Exercise prompt
Can you arrange the part of the material below that opens with the line containing "153, 911, 230]" and closes with the line containing "168, 542, 176]", both ends included, as a JSON list of strings with one string per line and no blank lines?
BEGIN Extracted information
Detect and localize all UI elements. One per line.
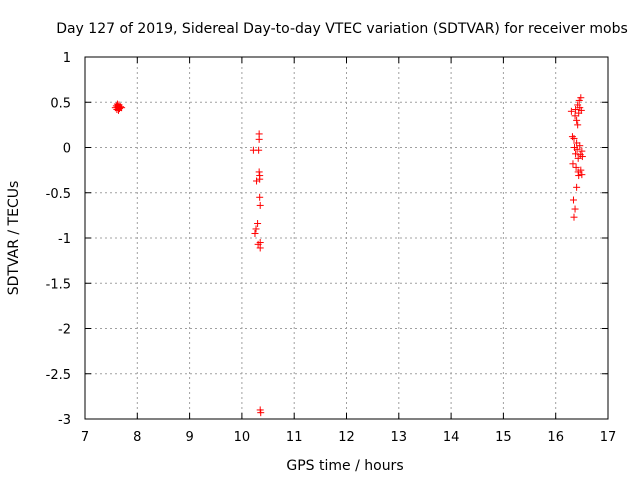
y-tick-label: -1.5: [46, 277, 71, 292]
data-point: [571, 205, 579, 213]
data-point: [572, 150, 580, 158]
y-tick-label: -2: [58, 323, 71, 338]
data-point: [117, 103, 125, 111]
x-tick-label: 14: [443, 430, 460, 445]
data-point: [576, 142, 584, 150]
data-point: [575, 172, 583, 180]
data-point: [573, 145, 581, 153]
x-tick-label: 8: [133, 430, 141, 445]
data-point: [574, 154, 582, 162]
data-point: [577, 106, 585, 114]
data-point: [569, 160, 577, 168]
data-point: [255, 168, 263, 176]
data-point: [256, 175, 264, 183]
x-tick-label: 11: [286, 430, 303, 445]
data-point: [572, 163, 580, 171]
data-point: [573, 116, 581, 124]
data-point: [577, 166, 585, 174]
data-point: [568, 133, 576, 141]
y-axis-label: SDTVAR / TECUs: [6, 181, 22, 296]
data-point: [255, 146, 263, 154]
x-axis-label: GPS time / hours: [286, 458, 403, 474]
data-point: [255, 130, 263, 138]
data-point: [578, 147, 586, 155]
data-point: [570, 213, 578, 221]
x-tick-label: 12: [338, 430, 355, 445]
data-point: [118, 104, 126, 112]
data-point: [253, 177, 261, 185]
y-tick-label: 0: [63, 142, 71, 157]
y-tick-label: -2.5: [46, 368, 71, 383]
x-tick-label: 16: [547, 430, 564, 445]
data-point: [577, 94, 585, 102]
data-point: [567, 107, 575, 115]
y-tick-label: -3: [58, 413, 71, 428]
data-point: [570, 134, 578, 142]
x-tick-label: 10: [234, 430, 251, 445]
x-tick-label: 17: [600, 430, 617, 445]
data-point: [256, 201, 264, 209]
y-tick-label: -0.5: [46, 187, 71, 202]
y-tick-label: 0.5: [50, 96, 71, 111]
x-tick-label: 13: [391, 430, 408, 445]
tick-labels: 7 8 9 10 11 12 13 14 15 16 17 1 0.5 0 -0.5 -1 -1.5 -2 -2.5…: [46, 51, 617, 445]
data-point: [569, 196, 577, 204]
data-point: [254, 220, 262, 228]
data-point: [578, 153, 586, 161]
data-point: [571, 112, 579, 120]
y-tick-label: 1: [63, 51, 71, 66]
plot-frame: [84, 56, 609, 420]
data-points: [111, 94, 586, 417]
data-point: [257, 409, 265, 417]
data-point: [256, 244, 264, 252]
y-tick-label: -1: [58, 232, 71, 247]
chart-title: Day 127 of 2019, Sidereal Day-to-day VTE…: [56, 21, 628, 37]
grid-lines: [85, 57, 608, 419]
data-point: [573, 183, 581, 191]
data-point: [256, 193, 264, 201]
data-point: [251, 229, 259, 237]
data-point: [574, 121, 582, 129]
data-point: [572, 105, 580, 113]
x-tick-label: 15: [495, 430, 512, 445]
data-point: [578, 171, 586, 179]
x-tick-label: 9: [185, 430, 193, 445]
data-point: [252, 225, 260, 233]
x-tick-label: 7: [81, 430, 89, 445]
END Extracted information
BEGIN Extracted information
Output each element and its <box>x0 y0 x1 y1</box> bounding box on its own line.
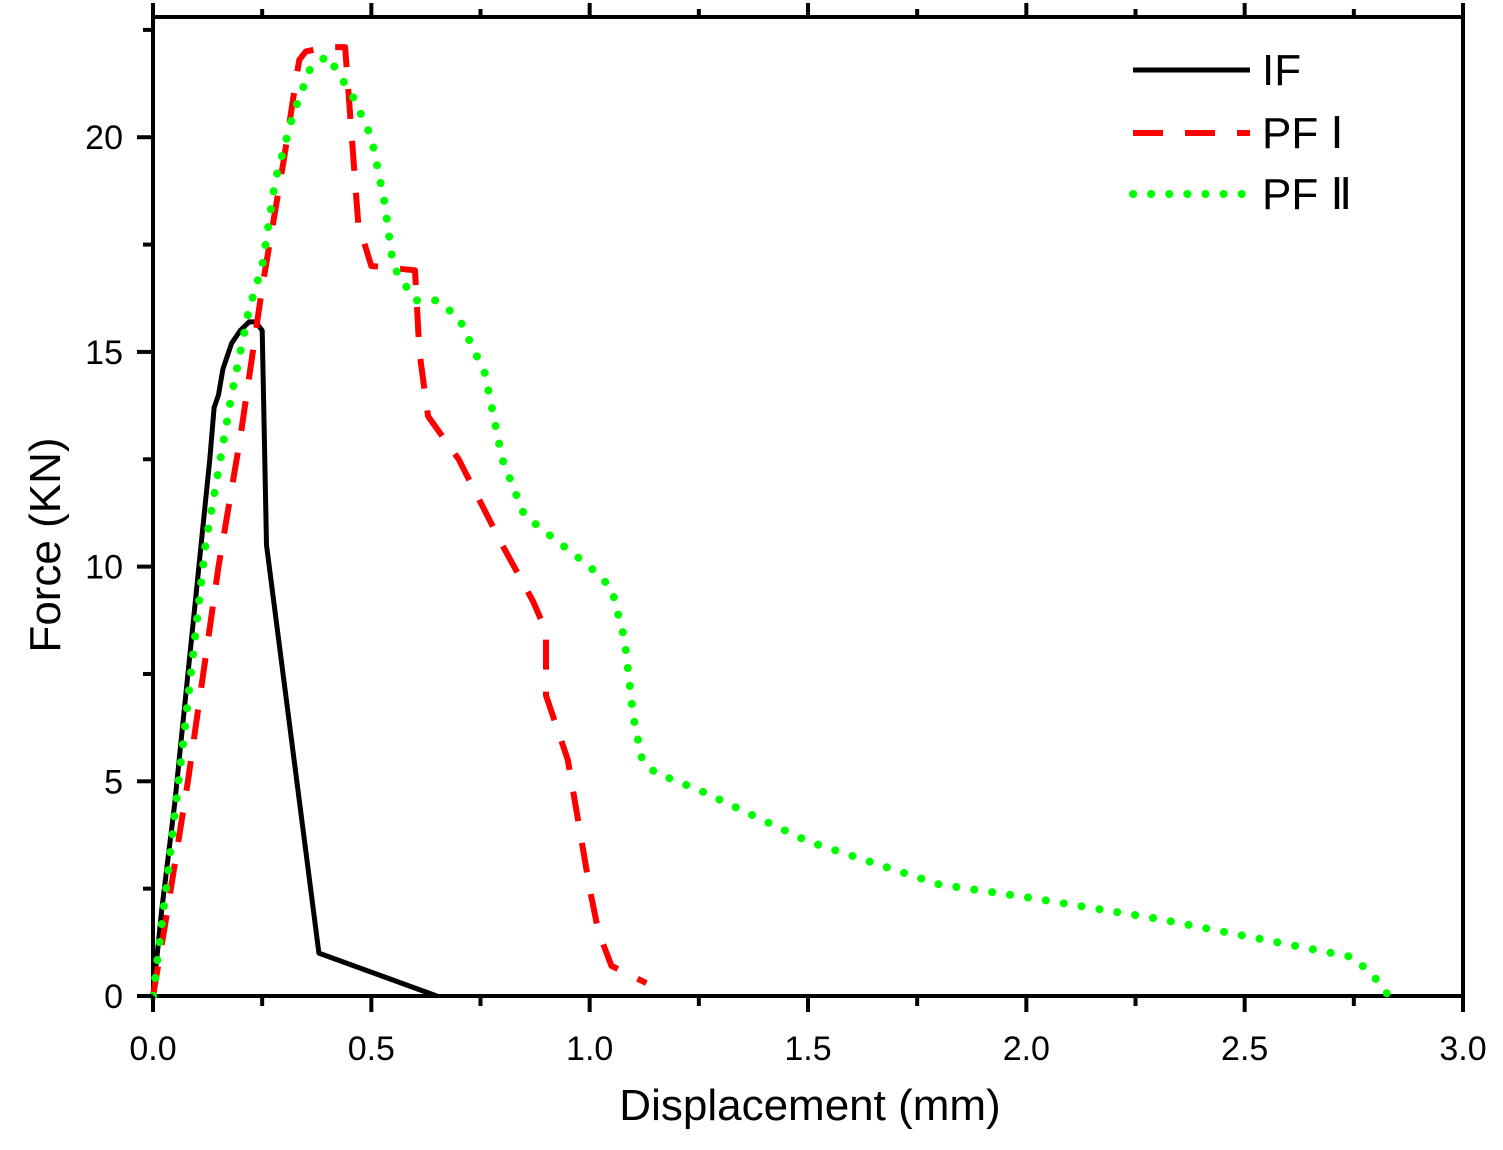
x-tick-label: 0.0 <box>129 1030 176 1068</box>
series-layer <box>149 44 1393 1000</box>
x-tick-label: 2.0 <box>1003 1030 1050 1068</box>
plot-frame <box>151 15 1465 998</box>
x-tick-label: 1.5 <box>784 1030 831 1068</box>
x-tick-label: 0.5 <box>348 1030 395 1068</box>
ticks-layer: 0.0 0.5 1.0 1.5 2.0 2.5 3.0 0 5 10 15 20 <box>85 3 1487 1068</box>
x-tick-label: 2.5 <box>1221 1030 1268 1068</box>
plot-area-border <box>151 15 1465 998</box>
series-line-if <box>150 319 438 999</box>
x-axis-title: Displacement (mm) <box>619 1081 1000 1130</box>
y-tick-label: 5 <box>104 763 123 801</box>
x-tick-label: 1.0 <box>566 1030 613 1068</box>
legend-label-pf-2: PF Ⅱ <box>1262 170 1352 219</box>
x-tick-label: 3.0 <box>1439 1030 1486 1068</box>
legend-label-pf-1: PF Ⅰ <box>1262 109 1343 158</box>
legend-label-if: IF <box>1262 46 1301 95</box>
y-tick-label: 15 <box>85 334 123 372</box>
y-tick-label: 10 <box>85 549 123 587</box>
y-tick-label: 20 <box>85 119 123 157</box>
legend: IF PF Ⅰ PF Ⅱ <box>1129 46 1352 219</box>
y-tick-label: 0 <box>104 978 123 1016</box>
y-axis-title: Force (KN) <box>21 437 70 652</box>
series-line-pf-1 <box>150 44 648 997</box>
END Extracted information
BEGIN Extracted information
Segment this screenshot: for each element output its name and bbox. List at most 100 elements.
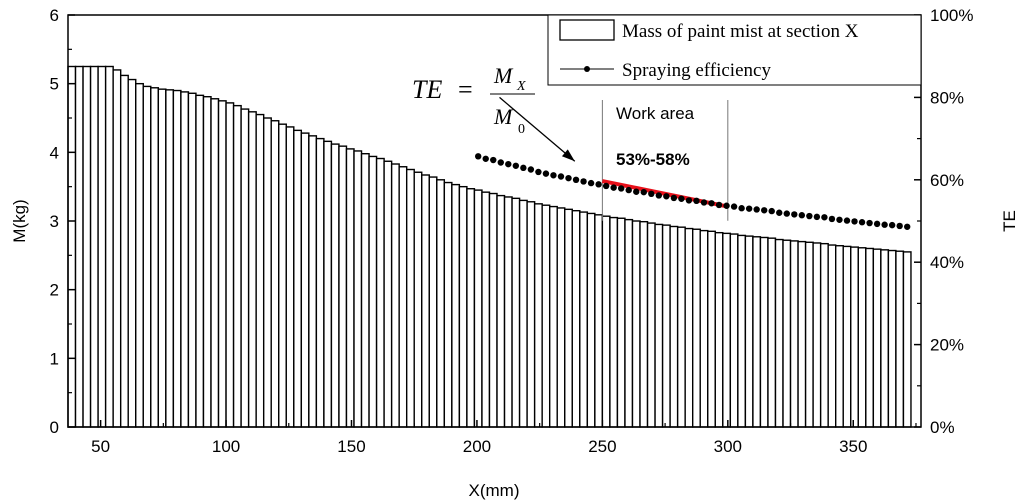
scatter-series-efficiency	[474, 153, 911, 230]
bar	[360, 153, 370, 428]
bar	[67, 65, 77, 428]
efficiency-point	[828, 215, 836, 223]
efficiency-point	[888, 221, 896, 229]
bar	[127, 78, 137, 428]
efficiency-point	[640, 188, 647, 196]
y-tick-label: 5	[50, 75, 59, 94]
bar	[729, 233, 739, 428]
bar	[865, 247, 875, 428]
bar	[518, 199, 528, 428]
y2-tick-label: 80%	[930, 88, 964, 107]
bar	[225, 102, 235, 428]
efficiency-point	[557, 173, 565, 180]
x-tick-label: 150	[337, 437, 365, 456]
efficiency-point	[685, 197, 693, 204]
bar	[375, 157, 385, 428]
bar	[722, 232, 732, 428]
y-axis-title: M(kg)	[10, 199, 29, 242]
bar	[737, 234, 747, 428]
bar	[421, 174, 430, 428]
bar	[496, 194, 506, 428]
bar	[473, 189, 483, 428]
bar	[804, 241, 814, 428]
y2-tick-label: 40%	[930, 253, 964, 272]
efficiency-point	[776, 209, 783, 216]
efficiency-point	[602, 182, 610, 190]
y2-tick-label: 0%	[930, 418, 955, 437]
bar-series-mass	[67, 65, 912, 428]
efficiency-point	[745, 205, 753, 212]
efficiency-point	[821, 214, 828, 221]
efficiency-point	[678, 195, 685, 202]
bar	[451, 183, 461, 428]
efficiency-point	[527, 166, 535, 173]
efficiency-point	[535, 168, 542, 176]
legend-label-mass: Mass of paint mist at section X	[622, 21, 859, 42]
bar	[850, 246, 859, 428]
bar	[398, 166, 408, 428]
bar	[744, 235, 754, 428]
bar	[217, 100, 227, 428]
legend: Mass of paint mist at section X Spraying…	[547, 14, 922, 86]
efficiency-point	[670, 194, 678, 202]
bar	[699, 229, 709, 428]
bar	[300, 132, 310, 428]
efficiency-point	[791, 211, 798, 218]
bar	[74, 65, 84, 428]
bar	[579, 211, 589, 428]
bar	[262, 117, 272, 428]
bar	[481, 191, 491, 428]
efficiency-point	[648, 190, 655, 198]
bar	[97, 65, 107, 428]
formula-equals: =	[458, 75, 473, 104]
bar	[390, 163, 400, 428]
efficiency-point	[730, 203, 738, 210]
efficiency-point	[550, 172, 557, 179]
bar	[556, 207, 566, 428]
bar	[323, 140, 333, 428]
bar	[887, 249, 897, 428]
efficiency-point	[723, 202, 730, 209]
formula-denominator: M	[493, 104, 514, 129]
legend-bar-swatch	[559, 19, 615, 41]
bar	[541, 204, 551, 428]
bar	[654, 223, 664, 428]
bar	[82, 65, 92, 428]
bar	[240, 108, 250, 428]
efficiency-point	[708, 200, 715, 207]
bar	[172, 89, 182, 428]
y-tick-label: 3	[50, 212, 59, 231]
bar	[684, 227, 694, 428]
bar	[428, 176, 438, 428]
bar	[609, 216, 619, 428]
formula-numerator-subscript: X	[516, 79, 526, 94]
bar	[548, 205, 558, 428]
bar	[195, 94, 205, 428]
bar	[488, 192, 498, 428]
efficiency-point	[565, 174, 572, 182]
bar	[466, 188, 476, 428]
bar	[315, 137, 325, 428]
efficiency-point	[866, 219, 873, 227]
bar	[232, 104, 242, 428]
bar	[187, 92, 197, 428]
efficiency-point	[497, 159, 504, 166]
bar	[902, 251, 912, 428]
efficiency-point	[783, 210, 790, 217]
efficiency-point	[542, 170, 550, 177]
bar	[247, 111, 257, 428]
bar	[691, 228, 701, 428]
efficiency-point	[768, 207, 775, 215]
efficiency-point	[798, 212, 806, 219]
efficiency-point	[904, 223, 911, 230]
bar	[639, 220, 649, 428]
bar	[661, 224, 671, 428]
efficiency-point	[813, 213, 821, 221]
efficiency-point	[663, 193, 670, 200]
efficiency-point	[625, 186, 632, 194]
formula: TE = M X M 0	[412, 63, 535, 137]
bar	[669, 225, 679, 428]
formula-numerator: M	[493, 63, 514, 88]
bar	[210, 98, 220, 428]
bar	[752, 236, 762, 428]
END Extracted information
Output for this task
[
  "scatter-series-efficiency\t[474, 153, 911, 230]",
  "bar\t[360, 153, 370, 428]",
  "bar\t[67, 65, 77, 428]",
  "efficiency-point\t[828, 215, 836, 223]",
  "efficiency-point\t[888, 221, 896, 229]",
  "bar\t[127, 78, 137, 428]",
  "efficiency-point\t[640, 188, 647, 196]",
  "y-tick-label: 5\t[50, 75, 59, 94]",
  "bar\t[729, 233, 739, 428]",
  "bar\t[865, 247, 875, 428]",
  "bar\t[518, 199, 528, 428]",
  "y2-tick-label: 80%\t[930, 88, 964, 107]",
  "bar\t[225, 102, 235, 428]",
  "efficiency-point\t[557, 173, 565, 180]",
  "x-tick-label: 150\t[337, 437, 365, 456]",
  "efficiency-point\t[685, 197, 693, 204]",
  "bar\t[375, 157, 385, 428]",
  "bar\t[722, 232, 732, 428]",
  "y-axis-title: M(kg)\t[10, 199, 29, 242]",
  "bar\t[737, 234, 747, 428]",
  "bar\t[421, 174, 430, 428]",
  "bar\t[496, 194, 506, 428]",
  "bar\t[473, 189, 483, 428]",
  "bar\t[804, 241, 814, 428]",
  "y2-tick-label: 40%\t[930, 253, 964, 272]",
  "efficiency-point\t[776, 209, 783, 216]",
  "efficiency-point\t[602, 182, 610, 190]",
  "y2-tick-label: 0%\t[930, 418, 955, 437]",
  "bar-series-mass\t[67, 65, 912, 428]",
  "efficiency-point\t[745, 205, 753, 212]",
  "efficiency-point\t[821, 214, 828, 221]",
  "efficiency-point\t[678, 195, 685, 202]",
  "bar\t[451, 183, 461, 428]",
  "efficiency-point\t[527, 166, 535, 173]",
  "efficiency-point\t[535, 168, 542, 176]"
]